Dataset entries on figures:
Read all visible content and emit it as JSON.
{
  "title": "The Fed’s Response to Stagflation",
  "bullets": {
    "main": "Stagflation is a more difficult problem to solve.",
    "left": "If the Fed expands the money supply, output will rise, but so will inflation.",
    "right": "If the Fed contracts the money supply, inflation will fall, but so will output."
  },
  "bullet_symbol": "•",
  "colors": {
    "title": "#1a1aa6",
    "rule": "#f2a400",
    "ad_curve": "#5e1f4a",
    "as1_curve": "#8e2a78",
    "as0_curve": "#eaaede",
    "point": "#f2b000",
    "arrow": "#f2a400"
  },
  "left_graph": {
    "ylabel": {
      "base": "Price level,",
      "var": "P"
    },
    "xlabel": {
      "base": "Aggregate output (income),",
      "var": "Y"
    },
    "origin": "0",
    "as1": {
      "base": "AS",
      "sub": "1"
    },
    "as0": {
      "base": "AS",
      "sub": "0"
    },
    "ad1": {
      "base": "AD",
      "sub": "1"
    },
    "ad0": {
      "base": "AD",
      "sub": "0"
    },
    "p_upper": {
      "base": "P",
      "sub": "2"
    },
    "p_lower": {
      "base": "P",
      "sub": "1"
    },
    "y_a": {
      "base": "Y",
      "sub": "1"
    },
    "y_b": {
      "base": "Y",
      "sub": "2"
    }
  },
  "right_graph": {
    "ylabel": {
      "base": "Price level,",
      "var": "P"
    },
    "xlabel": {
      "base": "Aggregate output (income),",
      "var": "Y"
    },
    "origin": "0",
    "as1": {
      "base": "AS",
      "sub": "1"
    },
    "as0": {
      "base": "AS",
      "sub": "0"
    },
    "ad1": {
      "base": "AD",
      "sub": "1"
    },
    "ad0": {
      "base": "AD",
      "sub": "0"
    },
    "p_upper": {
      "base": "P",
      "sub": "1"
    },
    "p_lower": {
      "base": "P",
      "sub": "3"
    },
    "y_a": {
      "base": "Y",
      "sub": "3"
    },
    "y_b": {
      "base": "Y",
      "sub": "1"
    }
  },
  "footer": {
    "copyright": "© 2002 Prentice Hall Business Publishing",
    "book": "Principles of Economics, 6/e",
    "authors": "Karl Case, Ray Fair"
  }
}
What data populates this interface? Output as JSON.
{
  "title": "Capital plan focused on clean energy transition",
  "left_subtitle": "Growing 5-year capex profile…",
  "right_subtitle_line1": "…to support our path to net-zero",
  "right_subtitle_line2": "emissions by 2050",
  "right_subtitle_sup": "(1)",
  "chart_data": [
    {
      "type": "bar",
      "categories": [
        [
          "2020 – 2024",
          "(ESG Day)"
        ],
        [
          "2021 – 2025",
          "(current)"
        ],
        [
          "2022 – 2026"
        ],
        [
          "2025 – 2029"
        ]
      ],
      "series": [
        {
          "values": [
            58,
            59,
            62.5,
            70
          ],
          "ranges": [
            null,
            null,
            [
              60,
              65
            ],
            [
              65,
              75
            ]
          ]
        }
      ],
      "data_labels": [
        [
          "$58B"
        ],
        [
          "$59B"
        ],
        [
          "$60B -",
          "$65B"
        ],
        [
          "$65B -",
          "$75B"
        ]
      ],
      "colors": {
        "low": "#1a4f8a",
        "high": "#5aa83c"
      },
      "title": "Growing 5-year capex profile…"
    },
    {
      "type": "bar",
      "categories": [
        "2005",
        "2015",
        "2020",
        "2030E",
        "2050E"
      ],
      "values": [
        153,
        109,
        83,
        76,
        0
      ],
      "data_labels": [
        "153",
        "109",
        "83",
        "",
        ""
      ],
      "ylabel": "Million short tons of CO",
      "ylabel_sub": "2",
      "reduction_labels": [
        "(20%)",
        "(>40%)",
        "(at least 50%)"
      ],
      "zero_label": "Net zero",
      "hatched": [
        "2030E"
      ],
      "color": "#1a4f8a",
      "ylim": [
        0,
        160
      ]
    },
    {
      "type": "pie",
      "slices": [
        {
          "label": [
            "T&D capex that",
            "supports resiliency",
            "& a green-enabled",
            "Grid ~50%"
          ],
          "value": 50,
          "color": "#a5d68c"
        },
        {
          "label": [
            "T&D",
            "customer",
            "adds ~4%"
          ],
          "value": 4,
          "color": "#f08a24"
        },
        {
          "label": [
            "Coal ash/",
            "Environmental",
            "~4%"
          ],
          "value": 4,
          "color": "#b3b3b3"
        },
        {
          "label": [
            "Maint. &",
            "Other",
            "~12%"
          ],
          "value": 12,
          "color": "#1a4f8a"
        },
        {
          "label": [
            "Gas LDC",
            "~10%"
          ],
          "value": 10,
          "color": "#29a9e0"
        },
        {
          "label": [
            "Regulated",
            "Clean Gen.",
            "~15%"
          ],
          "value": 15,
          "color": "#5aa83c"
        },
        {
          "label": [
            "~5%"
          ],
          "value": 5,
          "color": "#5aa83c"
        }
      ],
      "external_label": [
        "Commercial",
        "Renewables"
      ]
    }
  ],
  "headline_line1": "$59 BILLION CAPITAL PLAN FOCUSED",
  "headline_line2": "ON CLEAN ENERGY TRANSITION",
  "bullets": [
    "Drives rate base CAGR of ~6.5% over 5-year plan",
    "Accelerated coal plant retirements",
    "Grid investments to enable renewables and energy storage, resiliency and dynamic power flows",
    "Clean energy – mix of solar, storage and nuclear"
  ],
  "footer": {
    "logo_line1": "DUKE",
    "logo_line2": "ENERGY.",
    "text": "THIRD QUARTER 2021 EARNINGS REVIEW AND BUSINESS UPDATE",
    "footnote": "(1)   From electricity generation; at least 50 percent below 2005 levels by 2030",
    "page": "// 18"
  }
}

• **INSTRUCTIONS TO FOLLOW**: Print every line of the records exactly. Omit nothing.

• **FINISHED TASK**:
Read all visible content and emit it as JSON.
{
  "title": "The Fed’s Response to Stagflation",
  "bullets": {
    "main": "Stagflation is a more difficult problem to solve.",
    "left": "If the Fed expands the money supply, output will rise, but so will inflation.",
    "right": "If the Fed contracts the money supply, inflation will fall, but so will output."
  },
  "bullet_symbol": "•",
  "colors": {
    "title": "#1a1aa6",
    "rule": "#f2a400",
    "ad_curve": "#5e1f4a",
    "as1_curve": "#8e2a78",
    "as0_curve": "#eaaede",
    "point": "#f2b000",
    "arrow": "#f2a400"
  },
  "left_graph": {
    "ylabel": {
      "base": "Price level,",
      "var": "P"
    },
    "xlabel": {
      "base": "Aggregate output (income),",
      "var": "Y"
    },
    "origin": "0",
    "as1": {
      "base": "AS",
      "sub": "1"
    },
    "as0": {
      "base": "AS",
      "sub": "0"
    },
    "ad1": {
      "base": "AD",
      "sub": "1"
    },
    "ad0": {
      "base": "AD",
      "sub": "0"
    },
    "p_upper": {
      "base": "P",
      "sub": "2"
    },
    "p_lower": {
      "base": "P",
      "sub": "1"
    },
    "y_a": {
      "base": "Y",
      "sub": "1"
    },
    "y_b": {
      "base": "Y",
      "sub": "2"
    }
  },
  "right_graph": {
    "ylabel": {
      "base": "Price level,",
      "var": "P"
    },
    "xlabel": {
      "base": "Aggregate output (income),",
      "var": "Y"
    },
    "origin": "0",
    "as1": {
      "base": "AS",
      "sub": "1"
    },
    "as0": {
      "base": "AS",
      "sub": "0"
    },
    "ad1": {
      "base": "AD",
      "sub": "1"
    },
    "ad0": {
      "base": "AD",
      "sub": "0"
    },
    "p_upper": {
      "base": "P",
      "sub": "1"
    },
    "p_lower": {
      "base": "P",
      "sub": "3"
    },
    "y_a": {
      "base": "Y",
      "sub": "3"
    },
    "y_b": {
      "base": "Y",
      "sub": "1"
    }
  },
  "footer": {
    "copyright": "© 2002 Prentice Hall Business Publishing",
    "book": "Principles of Economics, 6/e",
    "authors": "Karl Case, Ray Fair"
  }
}
What data populates this interface? Output as JSON.
{
  "title": "Capital plan focused on clean energy transition",
  "left_subtitle": "Growing 5-year capex profile…",
  "right_subtitle_line1": "…to support our path to net-zero",
  "right_subtitle_line2": "emissions by 2050",
  "right_subtitle_sup": "(1)",
  "chart_data": [
    {
      "type": "bar",
      "categories": [
        [
          "2020 – 2024",
          "(ESG Day)"
        ],
        [
          "2021 – 2025",
          "(current)"
        ],
        [
          "2022 – 2026"
        ],
        [
          "2025 – 2029"
        ]
      ],
      "series": [
        {
          "values": [
            58,
            59,
            62.5,
            70
          ],
          "ranges": [
            null,
            null,
            [
              60,
              65
            ],
            [
              65,
              75
            ]
          ]
        }
      ],
      "data_labels": [
        [
          "$58B"
        ],
        [
          "$59B"
        ],
        [
          "$60B -",
          "$65B"
        ],
        [
          "$65B -",
          "$75B"
        ]
      ],
      "colors": {
        "low": "#1a4f8a",
        "high": "#5aa83c"
      },
      "title": "Growing 5-year capex profile…"
    },
    {
      "type": "bar",
      "categories": [
        "2005",
        "2015",
        "2020",
        "2030E",
        "2050E"
      ],
      "values": [
        153,
        109,
        83,
        76,
        0
      ],
      "data_labels": [
        "153",
        "109",
        "83",
        "",
        ""
      ],
      "ylabel": "Million short tons of CO",
      "ylabel_sub": "2",
      "reduction_labels": [
        "(20%)",
        "(>40%)",
        "(at least 50%)"
      ],
      "zero_label": "Net zero",
      "hatched": [
        "2030E"
      ],
      "color": "#1a4f8a",
      "ylim": [
        0,
        160
      ]
    },
    {
      "type": "pie",
      "slices": [
        {
          "label": [
            "T&D capex that",
            "supports resiliency",
            "& a green-enabled",
            "Grid ~50%"
          ],
          "value": 50,
          "color": "#a5d68c"
        },
        {
          "label": [
            "T&D",
            "customer",
            "adds ~4%"
          ],
          "value": 4,
          "color": "#f08a24"
        },
        {
          "label": [
            "Coal ash/",
            "Environmental",
            "~4%"
          ],
          "value": 4,
          "color": "#b3b3b3"
        },
        {
          "label": [
            "Maint. &",
            "Other",
            "~12%"
          ],
          "value": 12,
          "color": "#1a4f8a"
        },
        {
          "label": [
            "Gas LDC",
            "~10%"
          ],
          "value": 10,
          "color": "#29a9e0"
        },
        {
          "label": [
            "Regulated",
            "Clean Gen.",
            "~15%"
          ],
          "value": 15,
          "color": "#5aa83c"
        },
        {
          "label": [
            "~5%"
          ],
          "value": 5,
          "color": "#5aa83c"
        }
      ],
      "external_label": [
        "Commercial",
        "Renewables"
      ]
    }
  ],
  "headline_line1": "$59 BILLION CAPITAL PLAN FOCUSED",
  "headline_line2": "ON CLEAN ENERGY TRANSITION",
  "bullets": [
    "Drives rate base CAGR of ~6.5% over 5-year plan",
    "Accelerated coal plant retirements",
    "Grid investments to enable renewables and energy storage, resiliency and dynamic power flows",
    "Clean energy – mix of solar, storage and nuclear"
  ],
  "footer": {
    "logo_line1": "DUKE",
    "logo_line2": "ENERGY.",
    "text": "THIRD QUARTER 2021 EARNINGS REVIEW AND BUSINESS UPDATE",
    "footnote": "(1)   From electricity generation; at least 50 percent below 2005 levels by 2030",
    "page": "// 18"
  }
}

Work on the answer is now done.